→ DATA PROVIDED

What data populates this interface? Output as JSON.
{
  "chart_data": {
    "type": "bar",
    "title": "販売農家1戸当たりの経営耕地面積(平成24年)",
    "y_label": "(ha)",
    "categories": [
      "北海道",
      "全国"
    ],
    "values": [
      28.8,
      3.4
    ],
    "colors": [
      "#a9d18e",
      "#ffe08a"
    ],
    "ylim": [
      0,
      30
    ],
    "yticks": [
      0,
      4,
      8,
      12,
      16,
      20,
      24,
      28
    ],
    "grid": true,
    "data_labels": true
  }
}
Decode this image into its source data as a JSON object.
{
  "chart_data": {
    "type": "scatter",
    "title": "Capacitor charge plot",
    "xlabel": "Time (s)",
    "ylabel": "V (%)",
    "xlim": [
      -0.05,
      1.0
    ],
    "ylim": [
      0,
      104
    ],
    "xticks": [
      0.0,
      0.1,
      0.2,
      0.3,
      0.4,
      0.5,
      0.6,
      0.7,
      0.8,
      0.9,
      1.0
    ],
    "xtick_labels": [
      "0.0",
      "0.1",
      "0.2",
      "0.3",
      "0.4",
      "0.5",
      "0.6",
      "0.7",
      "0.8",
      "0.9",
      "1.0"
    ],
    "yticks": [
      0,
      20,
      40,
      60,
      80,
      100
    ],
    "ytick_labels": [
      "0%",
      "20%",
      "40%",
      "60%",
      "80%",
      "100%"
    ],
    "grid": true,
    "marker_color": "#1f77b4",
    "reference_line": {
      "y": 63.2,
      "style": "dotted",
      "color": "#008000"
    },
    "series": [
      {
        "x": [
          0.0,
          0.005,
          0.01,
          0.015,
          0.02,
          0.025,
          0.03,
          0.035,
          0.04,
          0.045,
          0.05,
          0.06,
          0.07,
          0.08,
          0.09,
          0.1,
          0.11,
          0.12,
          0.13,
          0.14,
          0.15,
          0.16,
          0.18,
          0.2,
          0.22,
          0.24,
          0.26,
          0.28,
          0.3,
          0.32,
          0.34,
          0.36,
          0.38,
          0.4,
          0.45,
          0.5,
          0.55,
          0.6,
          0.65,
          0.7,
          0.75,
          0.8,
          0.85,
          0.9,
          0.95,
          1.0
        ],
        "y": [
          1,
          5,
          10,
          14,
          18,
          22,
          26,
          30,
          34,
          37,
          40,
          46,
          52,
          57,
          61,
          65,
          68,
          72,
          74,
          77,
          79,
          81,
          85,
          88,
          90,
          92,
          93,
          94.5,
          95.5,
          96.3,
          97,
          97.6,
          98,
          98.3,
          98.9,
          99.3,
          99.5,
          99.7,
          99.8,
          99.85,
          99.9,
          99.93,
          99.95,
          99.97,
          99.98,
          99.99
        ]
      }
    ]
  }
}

→ GIVEN EXERCISE
Every entry should be output exactly as written, please.

→ RESULT OF THE EXERCISE
What data populates this interface? Output as JSON.
{
  "chart_data": {
    "type": "bar",
    "title": "販売農家1戸当たりの経営耕地面積(平成24年)",
    "y_label": "(ha)",
    "categories": [
      "北海道",
      "全国"
    ],
    "values": [
      28.8,
      3.4
    ],
    "colors": [
      "#a9d18e",
      "#ffe08a"
    ],
    "ylim": [
      0,
      30
    ],
    "yticks": [
      0,
      4,
      8,
      12,
      16,
      20,
      24,
      28
    ],
    "grid": true,
    "data_labels": true
  }
}
Decode this image into its source data as a JSON object.
{
  "chart_data": {
    "type": "scatter",
    "title": "Capacitor charge plot",
    "xlabel": "Time (s)",
    "ylabel": "V (%)",
    "xlim": [
      -0.05,
      1.0
    ],
    "ylim": [
      0,
      104
    ],
    "xticks": [
      0.0,
      0.1,
      0.2,
      0.3,
      0.4,
      0.5,
      0.6,
      0.7,
      0.8,
      0.9,
      1.0
    ],
    "xtick_labels": [
      "0.0",
      "0.1",
      "0.2",
      "0.3",
      "0.4",
      "0.5",
      "0.6",
      "0.7",
      "0.8",
      "0.9",
      "1.0"
    ],
    "yticks": [
      0,
      20,
      40,
      60,
      80,
      100
    ],
    "ytick_labels": [
      "0%",
      "20%",
      "40%",
      "60%",
      "80%",
      "100%"
    ],
    "grid": true,
    "marker_color": "#1f77b4",
    "reference_line": {
      "y": 63.2,
      "style": "dotted",
      "color": "#008000"
    },
    "series": [
      {
        "x": [
          0.0,
          0.005,
          0.01,
          0.015,
          0.02,
          0.025,
          0.03,
          0.035,
          0.04,
          0.045,
          0.05,
          0.06,
          0.07,
          0.08,
          0.09,
          0.1,
          0.11,
          0.12,
          0.13,
          0.14,
          0.15,
          0.16,
          0.18,
          0.2,
          0.22,
          0.24,
          0.26,
          0.28,
          0.3,
          0.32,
          0.34,
          0.36,
          0.38,
          0.4,
          0.45,
          0.5,
          0.55,
          0.6,
          0.65,
          0.7,
          0.75,
          0.8,
          0.85,
          0.9,
          0.95,
          1.0
        ],
        "y": [
          1,
          5,
          10,
          14,
          18,
          22,
          26,
          30,
          34,
          37,
          40,
          46,
          52,
          57,
          61,
          65,
          68,
          72,
          74,
          77,
          79,
          81,
          85,
          88,
          90,
          92,
          93,
          94.5,
          95.5,
          96.3,
          97,
          97.6,
          98,
          98.3,
          98.9,
          99.3,
          99.5,
          99.7,
          99.8,
          99.85,
          99.9,
          99.93,
          99.95,
          99.97,
          99.98,
          99.99
        ]
      }
    ]
  }
}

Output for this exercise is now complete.